PROBLEM TO SOLVE
Set down each entry exactly; omit images.

[SUPPLIED RECORDS — start]

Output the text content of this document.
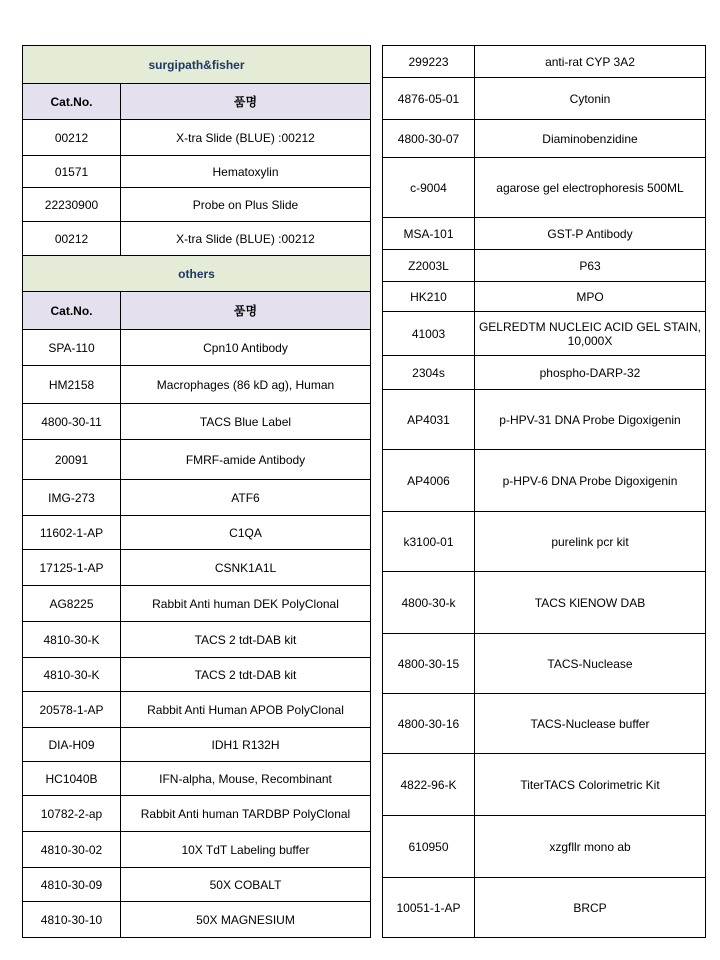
surgipath&fisher	
Cat.No.	품명
00212	X-tra Slide (BLUE) :00212
01571	Hematoxylin
22230900	Probe on Plus Slide
00212	X-tra Slide (BLUE) :00212
others	
Cat.No.	품명
SPA-110	Cpn10 Antibody
HM2158	Macrophages (86 kD ag), Human
4800-30-11	TACS Blue Label
20091	FMRF-amide Antibody
IMG-273	ATF6
11602-1-AP	C1QA
17125-1-AP	CSNK1A1L
AG8225	Rabbit Anti human DEK PolyClonal
4810-30-K	TACS 2 tdt-DAB kit
4810-30-K	TACS 2 tdt-DAB kit
20578-1-AP	Rabbit Anti Human APOB PolyClonal
DIA-H09	IDH1 R132H
HC1040B	IFN-alpha, Mouse, Recombinant
10782-2-ap	Rabbit Anti human TARDBP PolyClonal
4810-30-02	10X TdT Labeling buffer
4810-30-09	50X COBALT
4810-30-10	50X MAGNESIUM
299223	anti-rat CYP 3A2
4876-05-01	Cytonin
4800-30-07	Diaminobenzidine
c-9004	agarose gel electrophoresis 500ML
MSA-101	GST-P Antibody
Z2003L	P63
HK210	MPO
41003	GELREDTM NUCLEIC ACID GEL STAIN, 10,000X
2304s	phospho-DARP-32
AP4031	p-HPV-31 DNA Probe Digoxigenin
AP4006	p-HPV-6 DNA Probe Digoxigenin
k3100-01	purelink pcr kit
4800-30-k	TACS KlENOW DAB
4800-30-15	TACS-Nuclease
4800-30-16	TACS-Nuclease buffer
4822-96-K	TiterTACS Colorimetric Kit
610950	xzgfllr mono ab
10051-1-AP	BRCP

[SUPPLIED RECORDS — finish]

WRITTEN SOLUTION
Output the text content of this document.
surgipath&fisher	
Cat.No.	품명
00212	X-tra Slide (BLUE) :00212
01571	Hematoxylin
22230900	Probe on Plus Slide
00212	X-tra Slide (BLUE) :00212
others	
Cat.No.	품명
SPA-110	Cpn10 Antibody
HM2158	Macrophages (86 kD ag), Human
4800-30-11	TACS Blue Label
20091	FMRF-amide Antibody
IMG-273	ATF6
11602-1-AP	C1QA
17125-1-AP	CSNK1A1L
AG8225	Rabbit Anti human DEK PolyClonal
4810-30-K	TACS 2 tdt-DAB kit
4810-30-K	TACS 2 tdt-DAB kit
20578-1-AP	Rabbit Anti Human APOB PolyClonal
DIA-H09	IDH1 R132H
HC1040B	IFN-alpha, Mouse, Recombinant
10782-2-ap	Rabbit Anti human TARDBP PolyClonal
4810-30-02	10X TdT Labeling buffer
4810-30-09	50X COBALT
4810-30-10	50X MAGNESIUM
299223	anti-rat CYP 3A2
4876-05-01	Cytonin
4800-30-07	Diaminobenzidine
c-9004	agarose gel electrophoresis 500ML
MSA-101	GST-P Antibody
Z2003L	P63
HK210	MPO
41003	GELREDTM NUCLEIC ACID GEL STAIN, 10,000X
2304s	phospho-DARP-32
AP4031	p-HPV-31 DNA Probe Digoxigenin
AP4006	p-HPV-6 DNA Probe Digoxigenin
k3100-01	purelink pcr kit
4800-30-k	TACS KlENOW DAB
4800-30-15	TACS-Nuclease
4800-30-16	TACS-Nuclease buffer
4822-96-K	TiterTACS Colorimetric Kit
610950	xzgfllr mono ab
10051-1-AP	BRCP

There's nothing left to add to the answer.